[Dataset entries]
==*==
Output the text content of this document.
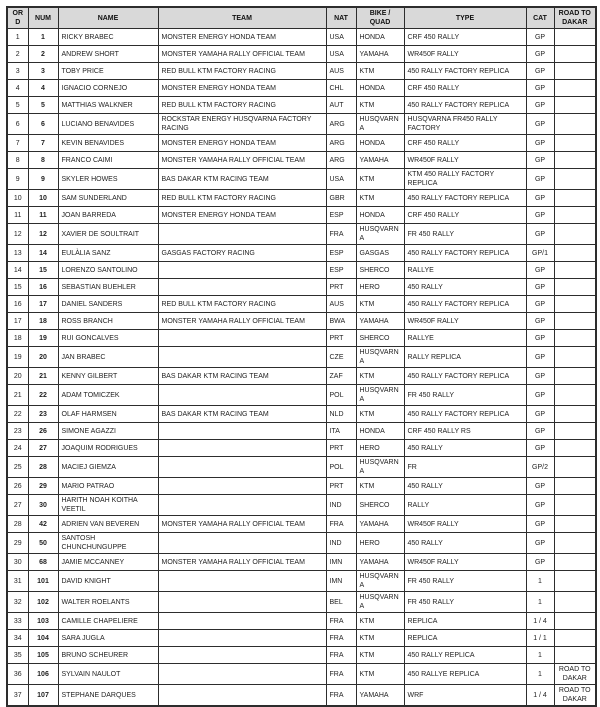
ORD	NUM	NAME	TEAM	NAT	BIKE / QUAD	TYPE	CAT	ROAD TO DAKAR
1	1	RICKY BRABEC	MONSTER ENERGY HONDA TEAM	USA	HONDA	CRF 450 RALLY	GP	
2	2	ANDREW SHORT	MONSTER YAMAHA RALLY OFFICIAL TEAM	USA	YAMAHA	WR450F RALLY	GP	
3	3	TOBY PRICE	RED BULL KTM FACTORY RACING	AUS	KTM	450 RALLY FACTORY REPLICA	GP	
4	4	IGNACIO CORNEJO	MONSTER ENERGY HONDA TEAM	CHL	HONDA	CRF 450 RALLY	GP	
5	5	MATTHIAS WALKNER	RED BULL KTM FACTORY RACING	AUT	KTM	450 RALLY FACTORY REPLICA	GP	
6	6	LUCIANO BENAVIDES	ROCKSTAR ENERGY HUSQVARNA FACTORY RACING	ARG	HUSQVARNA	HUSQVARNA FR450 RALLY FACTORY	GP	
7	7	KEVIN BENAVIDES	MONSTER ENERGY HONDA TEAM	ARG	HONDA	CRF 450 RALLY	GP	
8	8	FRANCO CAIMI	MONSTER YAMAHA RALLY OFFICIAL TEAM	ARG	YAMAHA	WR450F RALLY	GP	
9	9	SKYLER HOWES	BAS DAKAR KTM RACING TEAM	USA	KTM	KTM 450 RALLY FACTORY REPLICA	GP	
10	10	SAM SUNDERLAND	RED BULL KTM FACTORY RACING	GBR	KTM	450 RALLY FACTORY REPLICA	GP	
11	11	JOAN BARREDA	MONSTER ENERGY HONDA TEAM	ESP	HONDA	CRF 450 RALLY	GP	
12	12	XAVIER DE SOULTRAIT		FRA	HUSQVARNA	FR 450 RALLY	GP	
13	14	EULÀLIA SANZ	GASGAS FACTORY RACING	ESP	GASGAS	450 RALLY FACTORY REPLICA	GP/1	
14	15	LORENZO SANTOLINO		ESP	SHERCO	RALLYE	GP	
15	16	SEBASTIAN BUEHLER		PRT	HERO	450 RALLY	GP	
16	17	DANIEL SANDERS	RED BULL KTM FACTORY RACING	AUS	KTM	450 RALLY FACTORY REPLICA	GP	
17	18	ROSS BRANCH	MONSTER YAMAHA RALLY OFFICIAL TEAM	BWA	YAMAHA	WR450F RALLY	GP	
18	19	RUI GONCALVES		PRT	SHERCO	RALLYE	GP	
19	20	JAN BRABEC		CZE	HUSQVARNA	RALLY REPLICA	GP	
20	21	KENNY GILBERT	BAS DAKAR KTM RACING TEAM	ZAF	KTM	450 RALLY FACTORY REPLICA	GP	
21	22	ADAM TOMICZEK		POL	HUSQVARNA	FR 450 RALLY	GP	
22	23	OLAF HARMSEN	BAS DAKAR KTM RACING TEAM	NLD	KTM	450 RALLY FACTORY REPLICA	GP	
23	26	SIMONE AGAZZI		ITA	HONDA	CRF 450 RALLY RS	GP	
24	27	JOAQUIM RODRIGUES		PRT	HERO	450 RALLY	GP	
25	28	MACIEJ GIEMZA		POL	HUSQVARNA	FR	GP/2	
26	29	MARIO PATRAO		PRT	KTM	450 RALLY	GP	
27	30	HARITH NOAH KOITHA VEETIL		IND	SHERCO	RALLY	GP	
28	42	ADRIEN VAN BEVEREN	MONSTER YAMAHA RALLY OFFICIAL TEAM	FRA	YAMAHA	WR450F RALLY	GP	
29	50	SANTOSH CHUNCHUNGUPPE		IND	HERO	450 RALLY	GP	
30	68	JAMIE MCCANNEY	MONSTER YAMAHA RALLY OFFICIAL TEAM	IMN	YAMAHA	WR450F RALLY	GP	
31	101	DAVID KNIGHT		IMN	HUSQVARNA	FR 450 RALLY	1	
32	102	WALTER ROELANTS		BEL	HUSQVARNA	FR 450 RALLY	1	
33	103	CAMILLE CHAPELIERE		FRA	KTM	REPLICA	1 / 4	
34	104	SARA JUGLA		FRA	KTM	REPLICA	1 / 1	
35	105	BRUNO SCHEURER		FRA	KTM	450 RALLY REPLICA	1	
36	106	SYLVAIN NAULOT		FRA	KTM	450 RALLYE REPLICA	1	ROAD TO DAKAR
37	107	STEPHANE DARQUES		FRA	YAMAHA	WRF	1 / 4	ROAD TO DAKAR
==*==
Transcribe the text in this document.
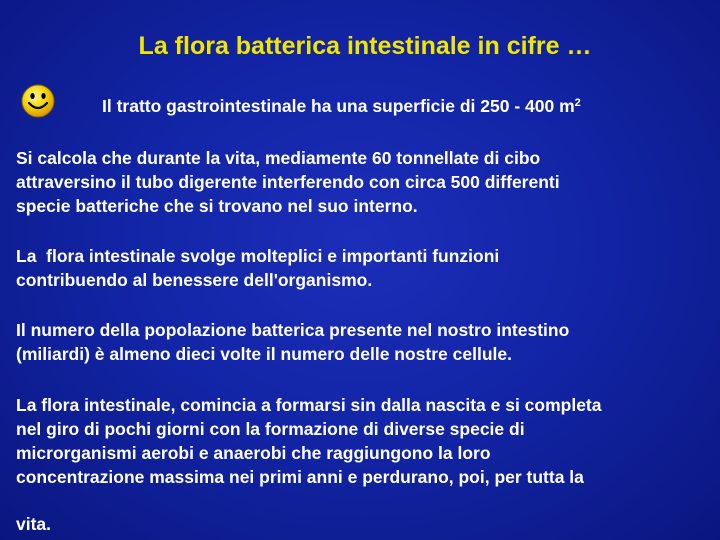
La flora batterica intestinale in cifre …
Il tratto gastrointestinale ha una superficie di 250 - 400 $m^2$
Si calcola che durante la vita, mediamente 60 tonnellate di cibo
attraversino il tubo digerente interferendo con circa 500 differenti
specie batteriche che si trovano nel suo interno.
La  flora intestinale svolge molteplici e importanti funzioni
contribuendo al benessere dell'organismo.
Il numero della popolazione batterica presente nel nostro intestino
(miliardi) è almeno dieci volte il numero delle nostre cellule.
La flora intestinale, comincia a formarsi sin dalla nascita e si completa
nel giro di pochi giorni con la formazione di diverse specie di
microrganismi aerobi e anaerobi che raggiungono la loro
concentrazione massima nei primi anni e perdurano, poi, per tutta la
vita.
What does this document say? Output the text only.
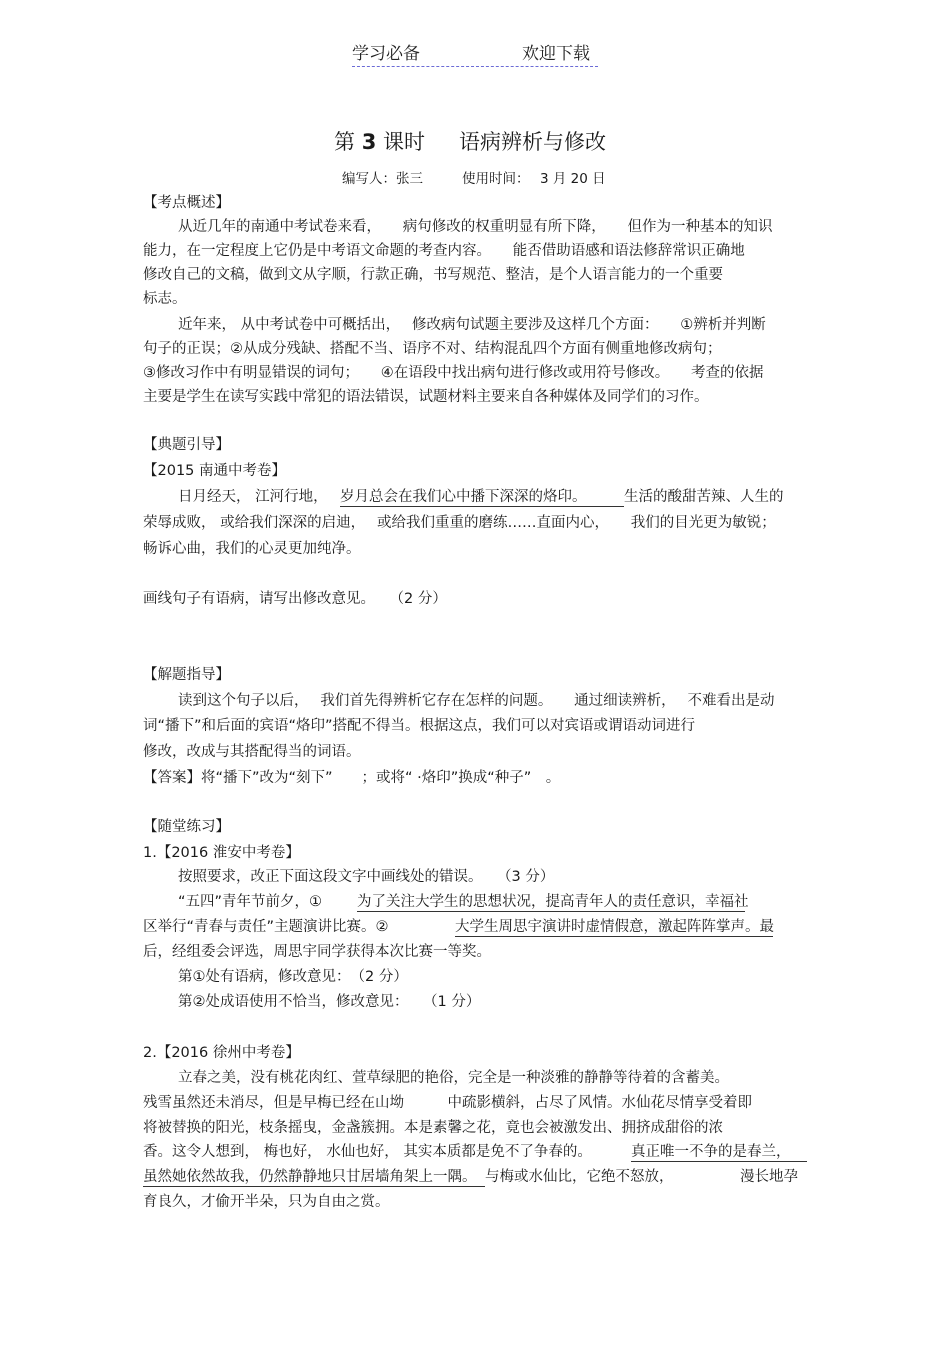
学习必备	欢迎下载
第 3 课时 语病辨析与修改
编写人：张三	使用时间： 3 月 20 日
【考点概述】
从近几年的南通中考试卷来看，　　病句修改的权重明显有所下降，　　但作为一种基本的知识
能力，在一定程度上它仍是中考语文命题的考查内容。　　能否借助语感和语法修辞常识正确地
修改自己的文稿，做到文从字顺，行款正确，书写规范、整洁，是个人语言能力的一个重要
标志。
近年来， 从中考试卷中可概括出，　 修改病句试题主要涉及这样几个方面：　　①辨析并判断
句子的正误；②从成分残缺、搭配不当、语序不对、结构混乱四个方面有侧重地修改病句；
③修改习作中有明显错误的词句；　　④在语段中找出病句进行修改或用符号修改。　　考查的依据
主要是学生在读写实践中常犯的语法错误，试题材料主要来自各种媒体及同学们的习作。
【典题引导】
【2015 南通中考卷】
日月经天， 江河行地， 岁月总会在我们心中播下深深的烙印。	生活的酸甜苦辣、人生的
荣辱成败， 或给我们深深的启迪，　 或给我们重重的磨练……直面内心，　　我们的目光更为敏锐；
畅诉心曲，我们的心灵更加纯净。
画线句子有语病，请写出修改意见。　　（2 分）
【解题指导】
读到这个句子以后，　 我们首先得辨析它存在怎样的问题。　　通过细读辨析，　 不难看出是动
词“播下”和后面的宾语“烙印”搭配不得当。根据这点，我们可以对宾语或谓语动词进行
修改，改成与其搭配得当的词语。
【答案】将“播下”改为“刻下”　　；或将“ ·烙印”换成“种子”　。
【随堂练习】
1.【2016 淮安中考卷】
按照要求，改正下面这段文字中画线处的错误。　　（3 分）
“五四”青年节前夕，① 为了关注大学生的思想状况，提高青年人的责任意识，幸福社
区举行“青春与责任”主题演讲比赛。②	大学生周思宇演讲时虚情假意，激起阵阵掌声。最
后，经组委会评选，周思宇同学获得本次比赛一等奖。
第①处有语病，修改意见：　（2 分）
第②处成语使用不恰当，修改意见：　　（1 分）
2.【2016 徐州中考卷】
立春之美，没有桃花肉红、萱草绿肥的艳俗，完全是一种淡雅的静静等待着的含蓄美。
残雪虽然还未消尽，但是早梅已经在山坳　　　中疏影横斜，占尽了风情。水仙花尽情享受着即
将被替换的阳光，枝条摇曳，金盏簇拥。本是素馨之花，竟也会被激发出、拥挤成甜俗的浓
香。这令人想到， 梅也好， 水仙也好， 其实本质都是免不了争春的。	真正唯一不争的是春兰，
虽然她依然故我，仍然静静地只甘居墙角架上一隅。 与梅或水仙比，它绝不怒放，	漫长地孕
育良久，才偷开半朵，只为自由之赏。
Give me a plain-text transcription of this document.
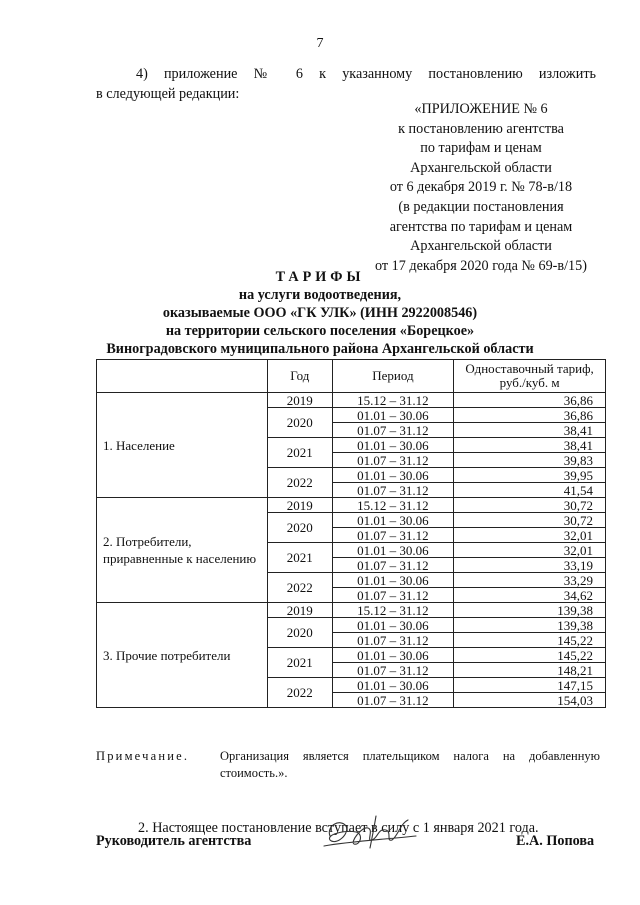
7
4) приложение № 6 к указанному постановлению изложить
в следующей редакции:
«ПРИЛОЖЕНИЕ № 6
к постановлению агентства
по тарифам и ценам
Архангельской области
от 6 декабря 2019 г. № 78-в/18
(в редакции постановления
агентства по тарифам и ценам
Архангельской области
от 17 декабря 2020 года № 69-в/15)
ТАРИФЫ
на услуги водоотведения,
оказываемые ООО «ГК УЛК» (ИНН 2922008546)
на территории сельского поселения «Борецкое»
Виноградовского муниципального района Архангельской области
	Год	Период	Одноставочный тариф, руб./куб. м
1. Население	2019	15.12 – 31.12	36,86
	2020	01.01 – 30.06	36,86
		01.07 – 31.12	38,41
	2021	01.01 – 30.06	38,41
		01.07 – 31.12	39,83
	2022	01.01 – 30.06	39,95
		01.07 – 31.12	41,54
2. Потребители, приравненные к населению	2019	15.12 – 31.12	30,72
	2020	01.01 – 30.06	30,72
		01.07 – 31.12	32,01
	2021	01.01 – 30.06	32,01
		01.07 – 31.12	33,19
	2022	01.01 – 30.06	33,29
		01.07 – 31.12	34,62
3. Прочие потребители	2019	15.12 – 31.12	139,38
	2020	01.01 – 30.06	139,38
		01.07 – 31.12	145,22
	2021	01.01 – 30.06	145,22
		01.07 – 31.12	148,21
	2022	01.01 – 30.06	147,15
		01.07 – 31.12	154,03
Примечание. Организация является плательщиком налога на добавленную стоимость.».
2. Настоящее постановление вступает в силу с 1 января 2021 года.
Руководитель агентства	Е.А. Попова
==*==
**Exercise goal**:
Sift the material for lines with the string "this". Copy each one found.

**Correct output**:
Output the text content of this document.
Transcribe the text in this document.
What does this document say? Output the text only.
Give me a plain-text transcription of this document.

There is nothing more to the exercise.